━━━ SELECTED EXCERPT ━━━

WASHINGTON, D.C. — When given a choice between viewing pictures of cocaine and a variety of other images, cocaine addicted individuals, as compared to healthy, non-addicted research subjects, show a clear preference for the drug-related images. Findings from this study, which was conducted at the U.S. Department of Energy's (DOE) Brookhaven National Laboratory, will be presented at the Society for Neuroscience annual meeting in Washington D.C. on Sunday, November 16, 2008, at 2:30 p.m. Eastern Time, by Scott Moeller, a psychology graduate student at the University of Michigan who worked with the Brookhaven Lab Neuropsychoimaging group (director, Rita Goldstein) on this research.
"This behavioral study demonstrates for the first time that drug-related choice in cocaine addiction extends to abstract, non-pharmacological stimuli, facilitating the study of choice behavior in addiction without using actual cocaine," Moeller said. Previously, scientists have had to administer the actual drug (cocaine), or drugs that are pharmacologically similar to cocaine, to test its effects on brain and behavioral functions. Now, the tasks developed by Moeller while training with Goldstein's team could help clinicians monitor choice behavior — for example, to follow the effectiveness of treatment — in addicted individuals who are currently abstaining from drugs.

━━━ GIVEN INFORMATION ━━━

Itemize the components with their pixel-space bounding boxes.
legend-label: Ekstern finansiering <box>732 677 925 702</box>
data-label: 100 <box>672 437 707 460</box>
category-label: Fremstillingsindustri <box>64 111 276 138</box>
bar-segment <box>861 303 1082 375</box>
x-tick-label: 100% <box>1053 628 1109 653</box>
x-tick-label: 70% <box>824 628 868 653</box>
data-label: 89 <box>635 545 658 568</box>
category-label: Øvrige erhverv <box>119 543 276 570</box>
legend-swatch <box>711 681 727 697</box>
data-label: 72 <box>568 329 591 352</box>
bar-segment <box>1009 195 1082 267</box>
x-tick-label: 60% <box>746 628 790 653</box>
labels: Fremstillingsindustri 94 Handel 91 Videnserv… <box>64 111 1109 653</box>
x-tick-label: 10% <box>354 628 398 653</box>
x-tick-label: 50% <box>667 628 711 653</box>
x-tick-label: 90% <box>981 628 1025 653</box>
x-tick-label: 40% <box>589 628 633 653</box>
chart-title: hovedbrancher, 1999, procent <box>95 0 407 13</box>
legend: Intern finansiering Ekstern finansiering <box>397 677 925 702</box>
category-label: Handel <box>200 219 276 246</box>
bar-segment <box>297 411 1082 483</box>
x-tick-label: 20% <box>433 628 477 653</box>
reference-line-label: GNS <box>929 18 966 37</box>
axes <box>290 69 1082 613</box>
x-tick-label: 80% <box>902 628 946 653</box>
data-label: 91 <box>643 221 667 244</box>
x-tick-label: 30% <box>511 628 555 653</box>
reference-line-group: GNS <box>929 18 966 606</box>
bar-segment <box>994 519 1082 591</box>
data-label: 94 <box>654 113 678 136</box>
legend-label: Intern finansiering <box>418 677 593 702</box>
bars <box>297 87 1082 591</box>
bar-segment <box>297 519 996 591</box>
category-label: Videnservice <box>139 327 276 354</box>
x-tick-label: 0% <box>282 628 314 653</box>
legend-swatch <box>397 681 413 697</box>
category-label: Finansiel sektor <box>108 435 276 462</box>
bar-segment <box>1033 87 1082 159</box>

━━━

WHAT IS EXPECTED:
According to the news report on cocaine imagery, at which national laboratory was the study conducted? The task here can be answered from the news text alone, without the data.

RESPONSE TO THE EXERCISE:
At the U.S. Department of Energy's Brookhaven National Laboratory.